### Source text

CF2184C Huge Pile

Andrei has a huge pile of $ n $ apples. He can divide the pile into two smaller piles: if there are $ x $ apples in the pile, he will get piles with $ \lfloor \frac{x}{2} \rfloor $ $ ^{\text{∗}} $ and $ \lceil \frac{x}{2} \rceil $ $ ^{\text{†}} $ apples. This division takes Andrei $ 1 $ minute. Andrei wants to eat $ k $ apples, but he doesn't want to count them at all. That is why he wants to obtain a pile that contains exactly $ k $ apples. Determine whether it is possible to achieve this by performing pile divisions. If it is possible, find the minimum possible time for Andrei to obtain a pile with exactly $ k $ apples. $ ^{\text{∗}} $ $ \lfloor \frac{x}{2} \rfloor $ — the largest integer $ \le \frac{x}{2} $ . $ ^{\text{†}} $ $ \lceil \frac{x}{2} \rceil $ — the smallest integer $ \ge \frac{x}{2} $ .

Each test consists of several test cases. The first line contains a single integer $ t $ $ (1 \le t \le 10^4) $ — the number of test cases. The following lines describe the test cases. In the only line of each test case, two integers $ n $ and $ k $ are given — the number of apples in the huge pile and the number of apples that Andrei wants to obtain in one pile $ (1 \le n, k \le 10^9) $ .

For each test case, output $ -1 $ if it is impossible to obtain a pile with exactly $ k $ apples. Otherwise, output the minimum possible time required to obtain such a pile.

######
### Material provided

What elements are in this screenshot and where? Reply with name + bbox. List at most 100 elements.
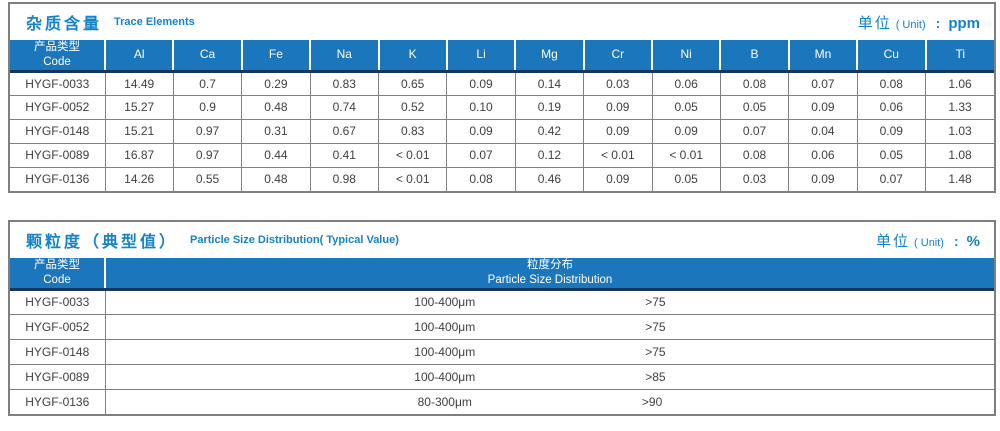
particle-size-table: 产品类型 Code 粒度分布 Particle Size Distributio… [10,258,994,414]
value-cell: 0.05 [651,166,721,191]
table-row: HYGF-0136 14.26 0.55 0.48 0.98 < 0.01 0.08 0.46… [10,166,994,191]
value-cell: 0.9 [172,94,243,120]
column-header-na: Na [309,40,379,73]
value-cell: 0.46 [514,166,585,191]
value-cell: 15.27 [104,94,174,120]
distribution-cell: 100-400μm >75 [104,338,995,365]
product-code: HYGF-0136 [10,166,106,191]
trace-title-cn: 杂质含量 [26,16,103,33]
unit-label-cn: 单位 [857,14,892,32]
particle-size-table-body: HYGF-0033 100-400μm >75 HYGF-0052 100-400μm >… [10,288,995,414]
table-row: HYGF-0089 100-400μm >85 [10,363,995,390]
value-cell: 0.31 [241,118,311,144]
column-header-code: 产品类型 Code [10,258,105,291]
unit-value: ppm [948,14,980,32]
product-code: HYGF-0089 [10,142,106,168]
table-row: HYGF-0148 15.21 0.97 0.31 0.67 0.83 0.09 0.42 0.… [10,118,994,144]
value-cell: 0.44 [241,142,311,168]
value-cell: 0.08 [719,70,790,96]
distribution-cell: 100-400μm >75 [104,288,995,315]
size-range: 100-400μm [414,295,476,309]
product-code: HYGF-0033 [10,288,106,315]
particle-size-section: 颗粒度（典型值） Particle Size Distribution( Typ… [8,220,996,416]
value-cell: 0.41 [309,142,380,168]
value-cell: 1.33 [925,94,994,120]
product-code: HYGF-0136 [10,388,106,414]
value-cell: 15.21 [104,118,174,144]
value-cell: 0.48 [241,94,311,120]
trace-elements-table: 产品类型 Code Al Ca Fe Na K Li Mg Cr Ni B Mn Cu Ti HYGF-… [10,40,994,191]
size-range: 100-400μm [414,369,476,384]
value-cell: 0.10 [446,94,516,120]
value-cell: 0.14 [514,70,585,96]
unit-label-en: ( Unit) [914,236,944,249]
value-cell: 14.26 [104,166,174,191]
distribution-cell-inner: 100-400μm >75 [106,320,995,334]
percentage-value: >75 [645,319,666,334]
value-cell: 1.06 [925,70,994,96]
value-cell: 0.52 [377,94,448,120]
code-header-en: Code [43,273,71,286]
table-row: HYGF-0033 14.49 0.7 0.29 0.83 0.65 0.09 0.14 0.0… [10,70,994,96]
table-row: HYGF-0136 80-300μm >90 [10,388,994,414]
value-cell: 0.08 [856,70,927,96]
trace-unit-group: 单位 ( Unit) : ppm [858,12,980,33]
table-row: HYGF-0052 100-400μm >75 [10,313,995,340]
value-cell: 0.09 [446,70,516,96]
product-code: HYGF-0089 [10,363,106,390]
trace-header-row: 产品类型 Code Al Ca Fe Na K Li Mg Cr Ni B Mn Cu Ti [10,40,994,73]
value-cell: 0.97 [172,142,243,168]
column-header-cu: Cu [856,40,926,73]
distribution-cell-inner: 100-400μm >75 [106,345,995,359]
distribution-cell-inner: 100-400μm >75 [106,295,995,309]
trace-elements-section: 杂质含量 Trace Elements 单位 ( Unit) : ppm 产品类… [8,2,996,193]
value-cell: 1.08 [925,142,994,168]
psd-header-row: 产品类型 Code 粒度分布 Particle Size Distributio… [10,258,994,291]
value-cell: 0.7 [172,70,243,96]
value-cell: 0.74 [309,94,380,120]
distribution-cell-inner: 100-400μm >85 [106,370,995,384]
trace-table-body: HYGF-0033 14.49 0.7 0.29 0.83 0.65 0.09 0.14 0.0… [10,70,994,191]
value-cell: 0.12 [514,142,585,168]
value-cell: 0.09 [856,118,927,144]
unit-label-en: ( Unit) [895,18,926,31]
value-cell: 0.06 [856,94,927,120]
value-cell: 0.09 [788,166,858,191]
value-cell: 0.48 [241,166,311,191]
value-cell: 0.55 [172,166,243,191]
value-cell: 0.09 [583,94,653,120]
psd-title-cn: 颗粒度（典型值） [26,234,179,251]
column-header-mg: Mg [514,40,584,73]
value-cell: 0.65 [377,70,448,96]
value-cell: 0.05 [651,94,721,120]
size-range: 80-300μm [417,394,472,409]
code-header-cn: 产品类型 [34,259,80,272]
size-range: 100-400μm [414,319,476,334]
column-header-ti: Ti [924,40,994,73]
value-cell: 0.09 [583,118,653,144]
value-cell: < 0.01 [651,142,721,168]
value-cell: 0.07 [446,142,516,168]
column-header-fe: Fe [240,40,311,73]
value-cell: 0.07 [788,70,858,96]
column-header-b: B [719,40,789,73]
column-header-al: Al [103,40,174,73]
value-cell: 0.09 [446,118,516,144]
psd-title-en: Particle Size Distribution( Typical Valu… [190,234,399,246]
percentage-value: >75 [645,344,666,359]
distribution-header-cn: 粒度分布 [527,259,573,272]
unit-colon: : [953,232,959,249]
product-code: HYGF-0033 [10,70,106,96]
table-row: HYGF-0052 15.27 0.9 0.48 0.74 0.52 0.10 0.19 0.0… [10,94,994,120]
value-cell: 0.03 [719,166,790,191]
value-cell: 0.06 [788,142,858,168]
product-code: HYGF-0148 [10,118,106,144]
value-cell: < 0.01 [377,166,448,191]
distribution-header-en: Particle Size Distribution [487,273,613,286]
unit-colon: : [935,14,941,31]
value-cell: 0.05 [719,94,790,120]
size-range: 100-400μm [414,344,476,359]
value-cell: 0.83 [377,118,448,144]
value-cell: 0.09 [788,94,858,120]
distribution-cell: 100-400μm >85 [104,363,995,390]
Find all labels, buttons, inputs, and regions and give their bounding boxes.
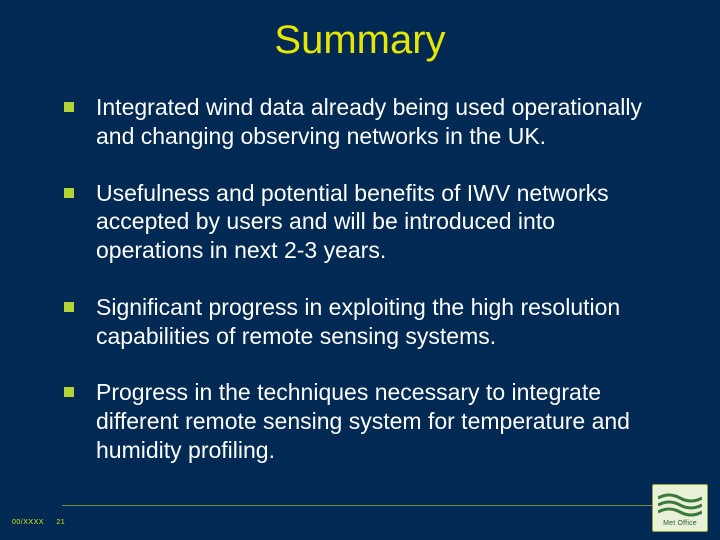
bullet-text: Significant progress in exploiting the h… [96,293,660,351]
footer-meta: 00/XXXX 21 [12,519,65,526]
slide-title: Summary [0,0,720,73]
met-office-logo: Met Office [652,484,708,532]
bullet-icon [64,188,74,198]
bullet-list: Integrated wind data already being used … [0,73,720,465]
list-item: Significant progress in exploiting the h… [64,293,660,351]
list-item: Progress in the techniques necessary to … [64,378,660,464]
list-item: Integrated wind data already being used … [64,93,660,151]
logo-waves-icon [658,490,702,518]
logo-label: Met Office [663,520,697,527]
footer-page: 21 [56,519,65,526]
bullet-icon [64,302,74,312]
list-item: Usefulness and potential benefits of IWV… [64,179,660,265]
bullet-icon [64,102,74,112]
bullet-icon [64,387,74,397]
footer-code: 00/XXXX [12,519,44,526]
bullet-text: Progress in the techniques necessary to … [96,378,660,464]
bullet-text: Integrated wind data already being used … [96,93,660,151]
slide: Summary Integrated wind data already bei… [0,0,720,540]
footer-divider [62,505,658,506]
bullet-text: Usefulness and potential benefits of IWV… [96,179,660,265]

######

Written tasks:
- a) Condense the problem statement's paragraph beginning "Each test consists of several test cases" into a short bulleted list, keeping its limits and what each value means.
- b) Write out the problem statement word for word from "Each test consists" to "such a pile.".

The results:
- a)
- The input has several test cases.
- The first line gives one integer t, the number of test cases (1 ≤ t ≤ 10^4).
- Each test case is a single line with two integers, n and k. n is the number of apples in the huge pile, and k is the number Andrei wants in one pile (1 ≤ n, k ≤ 10^9).

- b)
Each test consists of several test cases. The first line contains a single integer $ t $ $ (1 \le t \le 10^4) $ — the number of test cases. The following lines describe the test cases. In the only line of each test case, two integers $ n $ and $ k $ are given — the number of apples in the huge pile and the number of apples that Andrei wants to obtain in one pile $ (1 \le n, k \le 10^9) $ .

For each test case, output $ -1 $ if it is impossible to obtain a pile with exactly $ k $ apples. Otherwise, output the minimum possible time required to obtain such a pile.